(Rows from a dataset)
------------

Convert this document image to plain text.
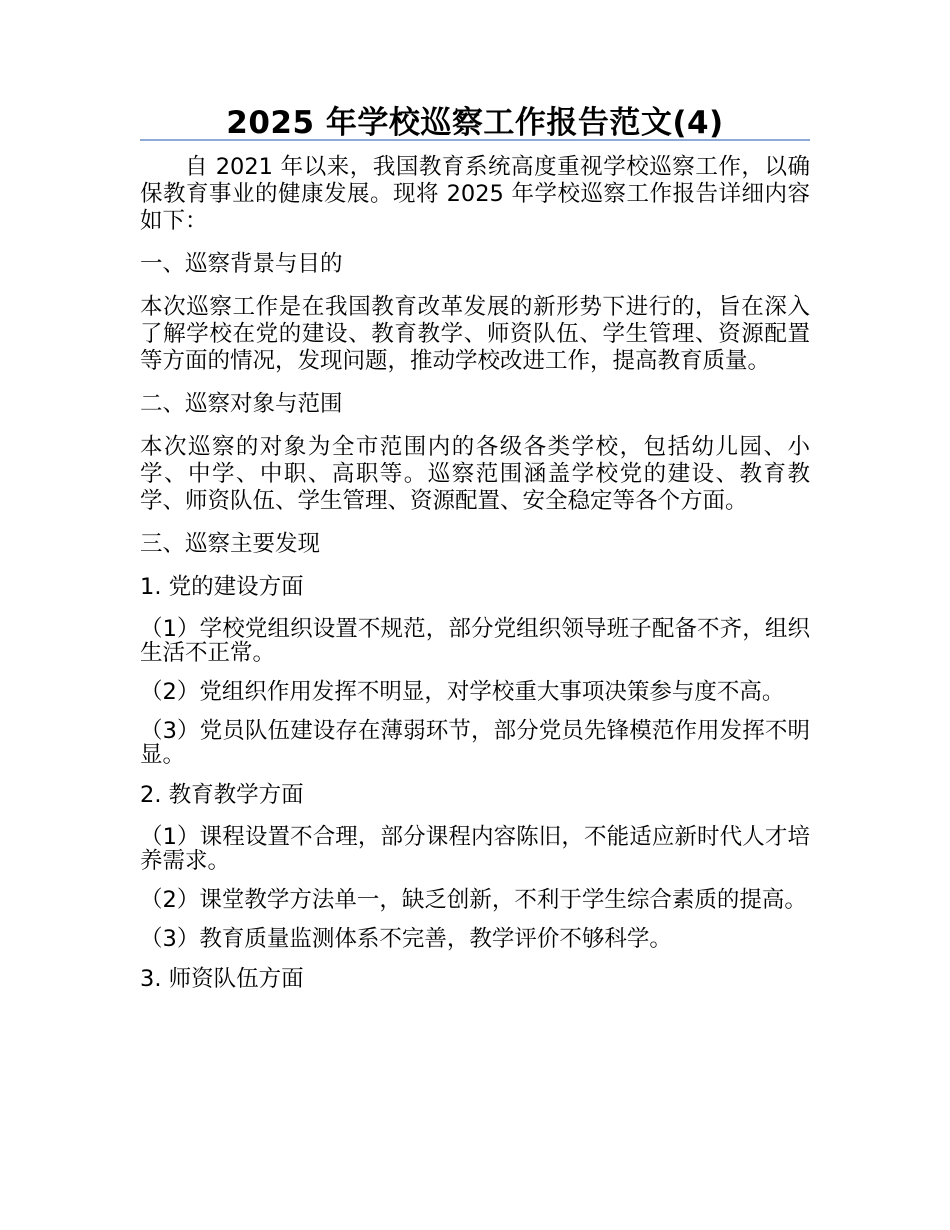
2025 年学校巡察工作报告范文(4)

自 2021 年以来，我国教育系统高度重视学校巡察工作，以确保教育事业的健康发展。现将 2025 年学校巡察工作报告详细内容如下：

一、巡察背景与目的

本次巡察工作是在我国教育改革发展的新形势下进行的，旨在深入了解学校在党的建设、教育教学、师资队伍、学生管理、资源配置等方面的情况，发现问题，推动学校改进工作，提高教育质量。

二、巡察对象与范围

本次巡察的对象为全市范围内的各级各类学校，包括幼儿园、小学、中学、中职、高职等。巡察范围涵盖学校党的建设、教育教学、师资队伍、学生管理、资源配置、安全稳定等各个方面。

三、巡察主要发现
1. 党的建设方面

（1）学校党组织设置不规范，部分党组织领导班子配备不齐，组织生活不正常。

（2）党组织作用发挥不明显，对学校重大事项决策参与度不高。

（3）党员队伍建设存在薄弱环节，部分党员先锋模范作用发挥不明显。

2. 教育教学方面

（1）课程设置不合理，部分课程内容陈旧，不能适应新时代人才培养需求。

（2）课堂教学方法单一，缺乏创新，不利于学生综合素质的提高。

（3）教育质量监测体系不完善，教学评价不够科学。

3. 师资队伍方面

------------

→ Work to be completed:
Repeat each entry precisely as it appears. Leave the pictures out.

→ Result of this task:
Convert this document image to plain text.
2025 年学校巡察工作报告范文(4)

自 2021 年以来，我国教育系统高度重视学校巡察工作，以确保教育事业的健康发展。现将 2025 年学校巡察工作报告详细内容如下：

一、巡察背景与目的

本次巡察工作是在我国教育改革发展的新形势下进行的，旨在深入了解学校在党的建设、教育教学、师资队伍、学生管理、资源配置等方面的情况，发现问题，推动学校改进工作，提高教育质量。

二、巡察对象与范围

本次巡察的对象为全市范围内的各级各类学校，包括幼儿园、小学、中学、中职、高职等。巡察范围涵盖学校党的建设、教育教学、师资队伍、学生管理、资源配置、安全稳定等各个方面。

三、巡察主要发现
1. 党的建设方面

（1）学校党组织设置不规范，部分党组织领导班子配备不齐，组织生活不正常。

（2）党组织作用发挥不明显，对学校重大事项决策参与度不高。

（3）党员队伍建设存在薄弱环节，部分党员先锋模范作用发挥不明显。

2. 教育教学方面

（1）课程设置不合理，部分课程内容陈旧，不能适应新时代人才培养需求。

（2）课堂教学方法单一，缺乏创新，不利于学生综合素质的提高。

（3）教育质量监测体系不完善，教学评价不够科学。

3. 师资队伍方面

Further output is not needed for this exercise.